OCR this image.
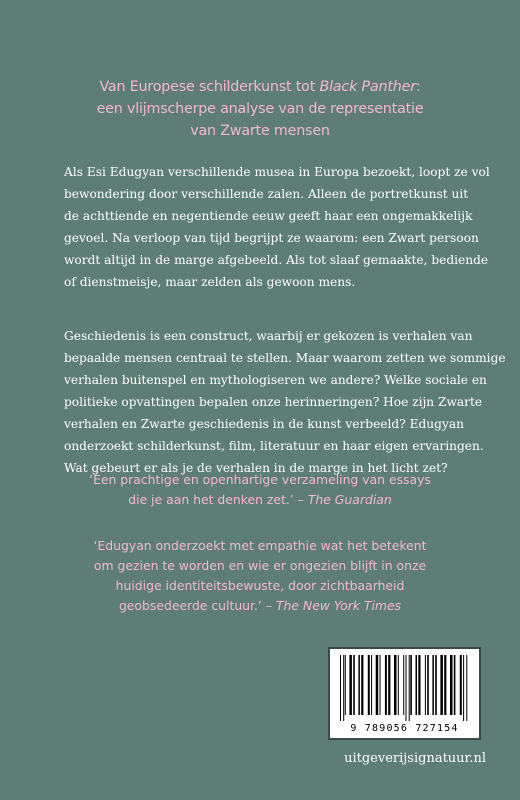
Van Europese schilderkunst tot Black Panther:
een vlijmscherpe analyse van de representatie
van Zwarte mensen
Als Esi Edugyan verschillende musea in Europa bezoekt, loopt ze vol
bewondering door verschillende zalen. Alleen de portretkunst uit
de achttiende en negentiende eeuw geeft haar een ongemakkelijk
gevoel. Na verloop van tijd begrijpt ze waarom: een Zwart persoon
wordt altijd in de marge afgebeeld. Als tot slaaf gemaakte, bediende
of dienstmeisje, maar zelden als gewoon mens.
Geschiedenis is een construct, waarbij er gekozen is verhalen van
bepaalde mensen centraal te stellen. Maar waarom zetten we sommige
verhalen buitenspel en mythologiseren we andere? Welke sociale en
politieke opvattingen bepalen onze herinneringen? Hoe zijn Zwarte
verhalen en Zwarte geschiedenis in de kunst verbeeld? Edugyan
onderzoekt schilderkunst, film, literatuur en haar eigen ervaringen.
Wat gebeurt er als je de verhalen in de marge in het licht zet?
‘Een prachtige en openhartige verzameling van essays
die je aan het denken zet.’ – The Guardian
‘Edugyan onderzoekt met empathie wat het betekent
om gezien te worden en wie er ongezien blijft in onze
huidige identiteitsbewuste, door zichtbaarheid
geobsedeerde cultuur.’ – The New York Times
9 789056 727154
uitgeverijsignatuur.nl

§ **Problem details**: Gather and copy every line of the data in which the string "mensen" is found.

§ **Solution to the problem**:
van Zwarte mensen
bepaalde mensen centraal te stellen. Maar waarom zetten we sommige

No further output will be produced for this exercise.